[BEGIN Material]

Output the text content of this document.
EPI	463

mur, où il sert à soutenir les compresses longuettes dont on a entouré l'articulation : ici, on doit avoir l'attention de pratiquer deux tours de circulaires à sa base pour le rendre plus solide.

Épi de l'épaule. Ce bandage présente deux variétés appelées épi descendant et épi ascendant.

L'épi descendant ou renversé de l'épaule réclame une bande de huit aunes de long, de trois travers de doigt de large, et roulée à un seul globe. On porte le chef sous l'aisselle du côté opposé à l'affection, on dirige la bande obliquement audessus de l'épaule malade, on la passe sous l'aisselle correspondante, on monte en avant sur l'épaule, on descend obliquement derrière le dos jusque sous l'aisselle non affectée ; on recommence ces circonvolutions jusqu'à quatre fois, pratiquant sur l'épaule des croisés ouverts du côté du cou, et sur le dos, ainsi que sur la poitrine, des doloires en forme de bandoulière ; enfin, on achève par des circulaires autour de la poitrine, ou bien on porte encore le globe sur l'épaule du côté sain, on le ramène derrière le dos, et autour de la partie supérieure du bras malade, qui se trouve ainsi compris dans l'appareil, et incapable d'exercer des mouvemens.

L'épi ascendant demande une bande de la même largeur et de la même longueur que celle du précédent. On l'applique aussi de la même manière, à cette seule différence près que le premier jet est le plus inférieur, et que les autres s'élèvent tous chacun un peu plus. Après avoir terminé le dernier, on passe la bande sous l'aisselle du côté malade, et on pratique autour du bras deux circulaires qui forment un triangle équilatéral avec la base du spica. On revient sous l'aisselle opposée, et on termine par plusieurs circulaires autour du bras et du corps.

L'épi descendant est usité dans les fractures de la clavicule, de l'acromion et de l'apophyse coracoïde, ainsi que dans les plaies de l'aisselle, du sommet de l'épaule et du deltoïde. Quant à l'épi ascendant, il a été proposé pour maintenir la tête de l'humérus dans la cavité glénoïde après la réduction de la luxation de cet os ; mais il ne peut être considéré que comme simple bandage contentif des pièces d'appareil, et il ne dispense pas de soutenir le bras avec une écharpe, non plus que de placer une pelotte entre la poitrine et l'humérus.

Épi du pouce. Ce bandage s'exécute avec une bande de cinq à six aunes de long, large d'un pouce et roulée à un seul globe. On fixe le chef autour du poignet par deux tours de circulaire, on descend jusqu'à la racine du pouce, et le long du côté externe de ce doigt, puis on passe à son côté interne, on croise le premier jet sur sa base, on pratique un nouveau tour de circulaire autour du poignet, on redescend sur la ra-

[END Material]

## Goal of the exercise
From the data, pick out every line that includes "tours".

## Solution to the exercise
mur, où il sert à soutenir les compresses longuettes dont on a entouré l'articulation : ici, on doit avoir l'attention de pratiquer deux tours de circulaires à sa base pour le rendre plus solide.
Épi du pouce. Ce bandage s'exécute avec une bande de cinq à six aunes de long, large d'un pouce et roulée à un seul globe. On fixe le chef autour du poignet par deux tours de circulaire, on descend jusqu'à la racine du pouce, et le long du côté externe de ce doigt, puis on passe à son côté interne, on croise le premier jet sur sa base, on pratique un nouveau tour de circulaire autour du poignet, on redescend sur la ra-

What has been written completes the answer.